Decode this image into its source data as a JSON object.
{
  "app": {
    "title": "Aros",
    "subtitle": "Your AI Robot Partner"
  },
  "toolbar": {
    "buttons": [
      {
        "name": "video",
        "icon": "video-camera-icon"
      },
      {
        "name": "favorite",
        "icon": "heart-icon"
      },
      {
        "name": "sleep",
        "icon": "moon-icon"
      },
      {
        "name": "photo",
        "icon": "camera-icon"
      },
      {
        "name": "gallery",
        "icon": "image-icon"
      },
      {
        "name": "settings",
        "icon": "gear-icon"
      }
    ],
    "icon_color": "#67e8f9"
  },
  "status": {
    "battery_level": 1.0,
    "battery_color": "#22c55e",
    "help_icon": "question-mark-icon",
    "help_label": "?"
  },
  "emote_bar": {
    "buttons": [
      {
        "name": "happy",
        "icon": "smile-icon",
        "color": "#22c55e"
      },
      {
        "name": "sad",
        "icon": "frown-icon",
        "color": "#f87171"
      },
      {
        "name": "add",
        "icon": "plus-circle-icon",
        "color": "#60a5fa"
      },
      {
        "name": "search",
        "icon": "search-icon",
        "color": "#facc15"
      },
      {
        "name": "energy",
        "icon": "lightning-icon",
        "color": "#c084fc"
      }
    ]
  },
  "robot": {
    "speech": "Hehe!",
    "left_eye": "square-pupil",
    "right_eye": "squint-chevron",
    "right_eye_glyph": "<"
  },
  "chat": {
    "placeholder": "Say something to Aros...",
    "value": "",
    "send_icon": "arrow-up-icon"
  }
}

What needs to be done - Retype every entry above, word for word.

The result -
Decode this image into its source data as a JSON object.
{
  "app": {
    "title": "Aros",
    "subtitle": "Your AI Robot Partner"
  },
  "toolbar": {
    "buttons": [
      {
        "name": "video",
        "icon": "video-camera-icon"
      },
      {
        "name": "favorite",
        "icon": "heart-icon"
      },
      {
        "name": "sleep",
        "icon": "moon-icon"
      },
      {
        "name": "photo",
        "icon": "camera-icon"
      },
      {
        "name": "gallery",
        "icon": "image-icon"
      },
      {
        "name": "settings",
        "icon": "gear-icon"
      }
    ],
    "icon_color": "#67e8f9"
  },
  "status": {
    "battery_level": 1.0,
    "battery_color": "#22c55e",
    "help_icon": "question-mark-icon",
    "help_label": "?"
  },
  "emote_bar": {
    "buttons": [
      {
        "name": "happy",
        "icon": "smile-icon",
        "color": "#22c55e"
      },
      {
        "name": "sad",
        "icon": "frown-icon",
        "color": "#f87171"
      },
      {
        "name": "add",
        "icon": "plus-circle-icon",
        "color": "#60a5fa"
      },
      {
        "name": "search",
        "icon": "search-icon",
        "color": "#facc15"
      },
      {
        "name": "energy",
        "icon": "lightning-icon",
        "color": "#c084fc"
      }
    ]
  },
  "robot": {
    "speech": "Hehe!",
    "left_eye": "square-pupil",
    "right_eye": "squint-chevron",
    "right_eye_glyph": "<"
  },
  "chat": {
    "placeholder": "Say something to Aros...",
    "value": "",
    "send_icon": "arrow-up-icon"
  }
}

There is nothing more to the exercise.